## INFORMATION SUPPLIED
==================================================
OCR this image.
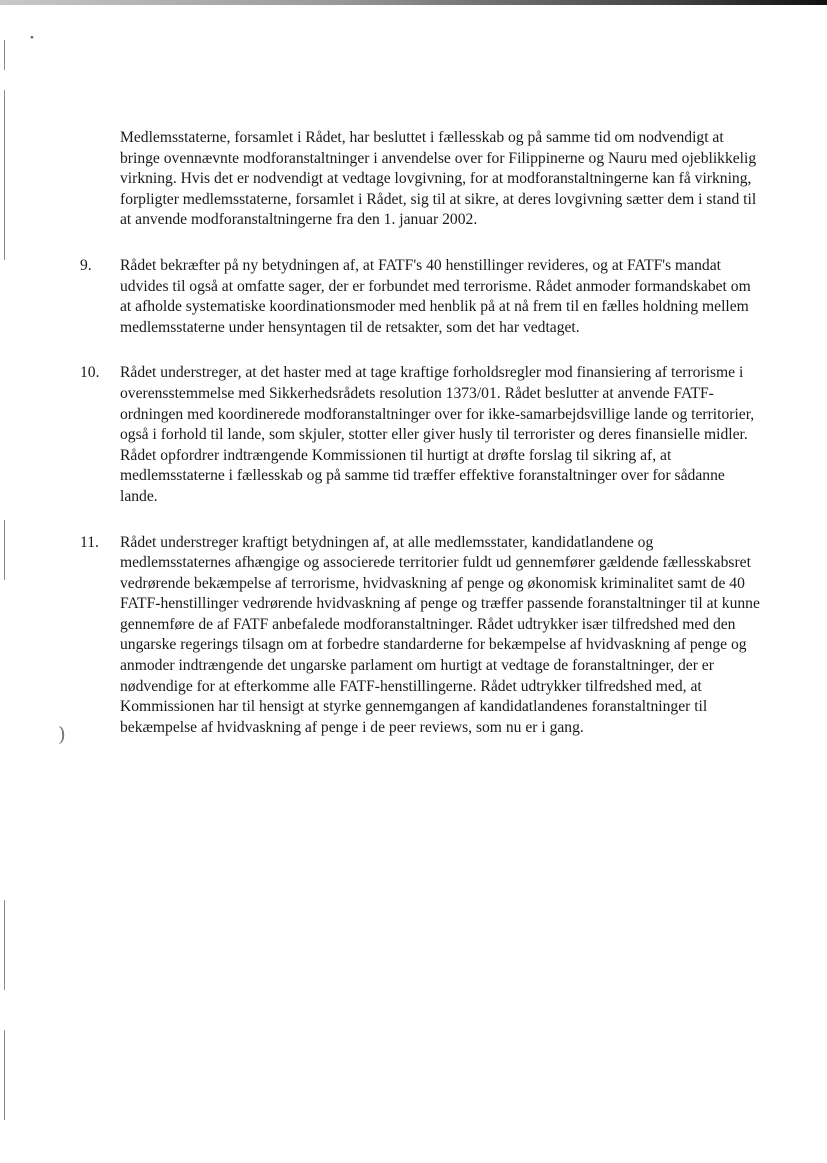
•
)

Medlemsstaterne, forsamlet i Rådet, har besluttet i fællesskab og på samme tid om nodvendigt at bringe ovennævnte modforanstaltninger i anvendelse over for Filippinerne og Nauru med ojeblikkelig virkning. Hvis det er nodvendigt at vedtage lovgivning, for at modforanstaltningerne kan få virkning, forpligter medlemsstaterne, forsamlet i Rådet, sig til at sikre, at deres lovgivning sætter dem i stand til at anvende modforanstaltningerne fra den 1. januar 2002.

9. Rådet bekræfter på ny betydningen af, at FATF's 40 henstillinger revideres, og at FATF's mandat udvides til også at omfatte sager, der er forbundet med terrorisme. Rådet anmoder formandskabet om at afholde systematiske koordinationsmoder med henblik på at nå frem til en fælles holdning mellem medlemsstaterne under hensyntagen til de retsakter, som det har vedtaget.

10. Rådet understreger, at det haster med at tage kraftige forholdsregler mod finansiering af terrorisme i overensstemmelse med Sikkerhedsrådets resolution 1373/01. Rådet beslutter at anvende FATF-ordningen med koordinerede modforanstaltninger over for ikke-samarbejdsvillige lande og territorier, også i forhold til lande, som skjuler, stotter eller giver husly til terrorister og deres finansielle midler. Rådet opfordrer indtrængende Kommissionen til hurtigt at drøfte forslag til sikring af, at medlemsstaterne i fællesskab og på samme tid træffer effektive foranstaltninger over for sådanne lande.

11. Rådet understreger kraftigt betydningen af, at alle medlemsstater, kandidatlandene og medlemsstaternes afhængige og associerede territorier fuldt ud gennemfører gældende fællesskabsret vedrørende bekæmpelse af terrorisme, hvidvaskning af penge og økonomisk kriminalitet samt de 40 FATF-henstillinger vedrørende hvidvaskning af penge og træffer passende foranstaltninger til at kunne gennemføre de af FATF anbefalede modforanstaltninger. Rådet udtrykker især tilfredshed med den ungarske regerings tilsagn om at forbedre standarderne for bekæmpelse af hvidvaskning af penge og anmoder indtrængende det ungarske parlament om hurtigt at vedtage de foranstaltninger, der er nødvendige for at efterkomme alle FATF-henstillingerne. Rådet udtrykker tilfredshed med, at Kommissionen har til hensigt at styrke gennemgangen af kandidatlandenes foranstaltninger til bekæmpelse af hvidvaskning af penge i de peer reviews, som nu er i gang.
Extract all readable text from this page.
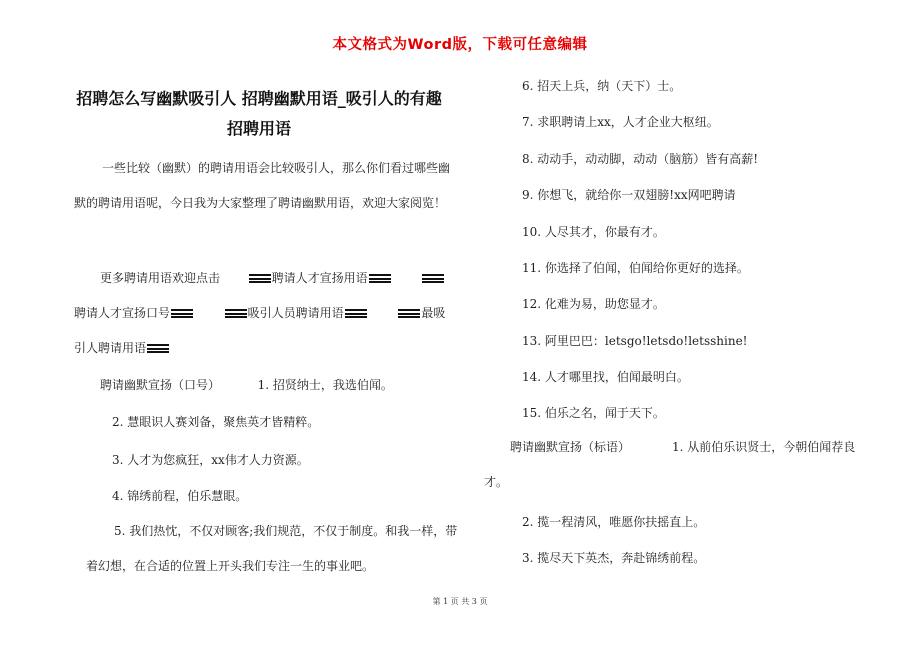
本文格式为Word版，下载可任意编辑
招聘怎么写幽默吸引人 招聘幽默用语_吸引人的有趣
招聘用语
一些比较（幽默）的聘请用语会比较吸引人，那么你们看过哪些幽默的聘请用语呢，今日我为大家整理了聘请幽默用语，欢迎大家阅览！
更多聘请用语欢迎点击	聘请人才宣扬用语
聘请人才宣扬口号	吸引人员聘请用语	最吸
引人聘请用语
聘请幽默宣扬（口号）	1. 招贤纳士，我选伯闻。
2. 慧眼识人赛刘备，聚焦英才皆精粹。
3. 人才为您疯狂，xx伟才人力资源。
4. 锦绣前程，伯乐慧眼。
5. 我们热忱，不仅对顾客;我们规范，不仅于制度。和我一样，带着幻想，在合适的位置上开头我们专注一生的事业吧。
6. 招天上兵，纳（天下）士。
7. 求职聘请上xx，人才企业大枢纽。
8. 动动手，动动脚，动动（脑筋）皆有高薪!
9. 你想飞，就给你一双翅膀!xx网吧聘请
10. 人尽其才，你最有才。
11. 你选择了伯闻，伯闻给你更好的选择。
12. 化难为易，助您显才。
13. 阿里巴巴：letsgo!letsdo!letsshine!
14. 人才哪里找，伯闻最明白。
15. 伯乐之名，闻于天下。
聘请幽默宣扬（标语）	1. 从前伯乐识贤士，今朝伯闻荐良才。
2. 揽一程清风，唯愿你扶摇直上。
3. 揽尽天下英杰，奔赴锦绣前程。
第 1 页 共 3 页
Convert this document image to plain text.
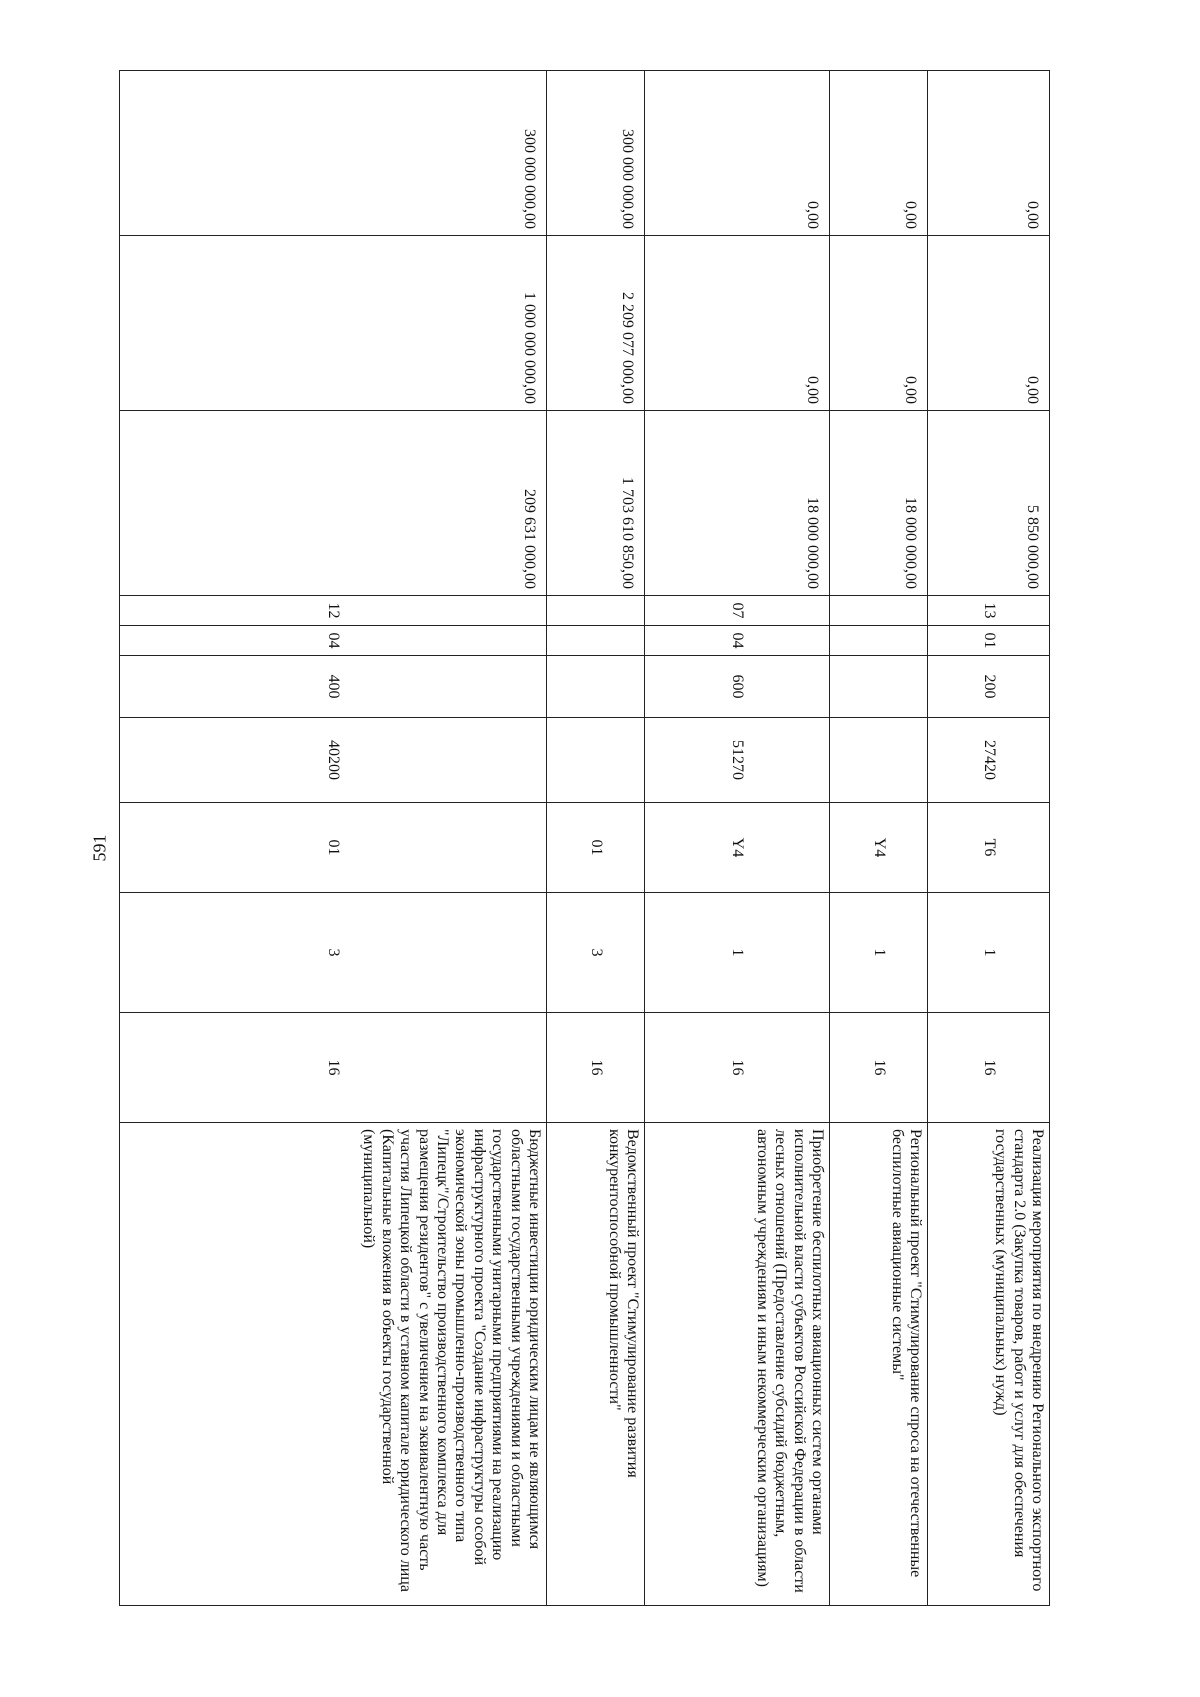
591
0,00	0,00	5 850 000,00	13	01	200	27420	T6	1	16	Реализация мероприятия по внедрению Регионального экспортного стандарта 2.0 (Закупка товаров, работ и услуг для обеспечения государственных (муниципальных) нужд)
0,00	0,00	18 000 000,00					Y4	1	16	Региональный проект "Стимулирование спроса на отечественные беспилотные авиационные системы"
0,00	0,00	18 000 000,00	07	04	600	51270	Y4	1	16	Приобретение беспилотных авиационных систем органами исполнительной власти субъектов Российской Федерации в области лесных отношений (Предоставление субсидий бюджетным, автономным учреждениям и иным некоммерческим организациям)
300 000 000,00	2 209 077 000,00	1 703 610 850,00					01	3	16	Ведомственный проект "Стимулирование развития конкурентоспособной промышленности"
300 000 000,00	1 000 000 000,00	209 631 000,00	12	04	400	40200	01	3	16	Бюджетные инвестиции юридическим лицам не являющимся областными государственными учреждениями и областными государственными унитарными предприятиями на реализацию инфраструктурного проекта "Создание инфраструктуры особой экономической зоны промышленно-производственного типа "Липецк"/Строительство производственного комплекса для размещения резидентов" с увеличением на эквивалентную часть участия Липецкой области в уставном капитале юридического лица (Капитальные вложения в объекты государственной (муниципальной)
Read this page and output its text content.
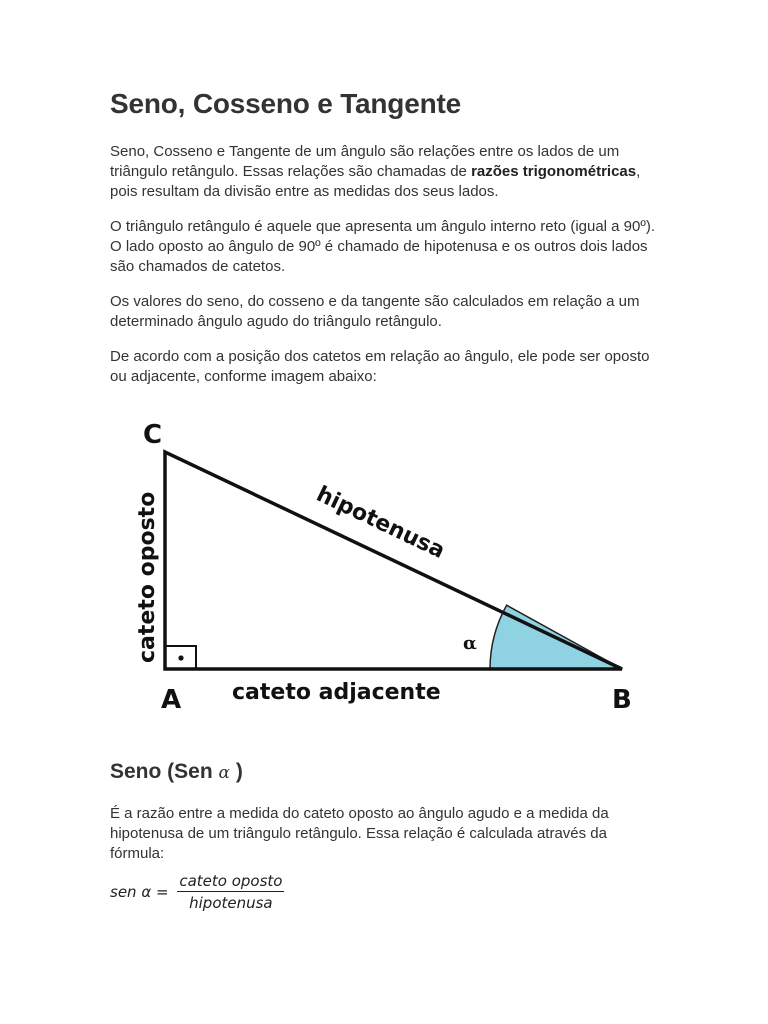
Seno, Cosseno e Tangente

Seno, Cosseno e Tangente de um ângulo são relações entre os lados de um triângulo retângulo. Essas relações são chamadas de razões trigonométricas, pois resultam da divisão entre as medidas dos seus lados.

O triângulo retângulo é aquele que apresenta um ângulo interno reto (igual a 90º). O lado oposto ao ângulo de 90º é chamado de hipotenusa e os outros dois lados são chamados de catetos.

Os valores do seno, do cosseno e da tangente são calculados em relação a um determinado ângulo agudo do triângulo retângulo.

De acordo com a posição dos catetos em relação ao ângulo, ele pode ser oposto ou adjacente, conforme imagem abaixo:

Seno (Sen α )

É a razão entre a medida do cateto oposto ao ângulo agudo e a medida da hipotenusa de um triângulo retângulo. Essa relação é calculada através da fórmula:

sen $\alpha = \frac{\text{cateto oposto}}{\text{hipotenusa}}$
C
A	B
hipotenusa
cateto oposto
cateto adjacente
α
==================================================
## AIM
Output only these lines, word for word: the line containing "Read this page and output its text content." and every line after it through the last line of the data. Omit the pictures.

## FINAL RESULT
Read this page and output its text content.
Seno, Cosseno e Tangente

Seno, Cosseno e Tangente de um ângulo são relações entre os lados de um triângulo retângulo. Essas relações são chamadas de razões trigonométricas, pois resultam da divisão entre as medidas dos seus lados.

O triângulo retângulo é aquele que apresenta um ângulo interno reto (igual a 90º). O lado oposto ao ângulo de 90º é chamado de hipotenusa e os outros dois lados são chamados de catetos.

Os valores do seno, do cosseno e da tangente são calculados em relação a um determinado ângulo agudo do triângulo retângulo.

De acordo com a posição dos catetos em relação ao ângulo, ele pode ser oposto ou adjacente, conforme imagem abaixo:

Seno (Sen α )

É a razão entre a medida do cateto oposto ao ângulo agudo e a medida da hipotenusa de um triângulo retângulo. Essa relação é calculada através da fórmula:

sen $\alpha = \frac{\text{cateto oposto}}{\text{hipotenusa}}$
C
A	B
hipotenusa
cateto oposto
cateto adjacente
α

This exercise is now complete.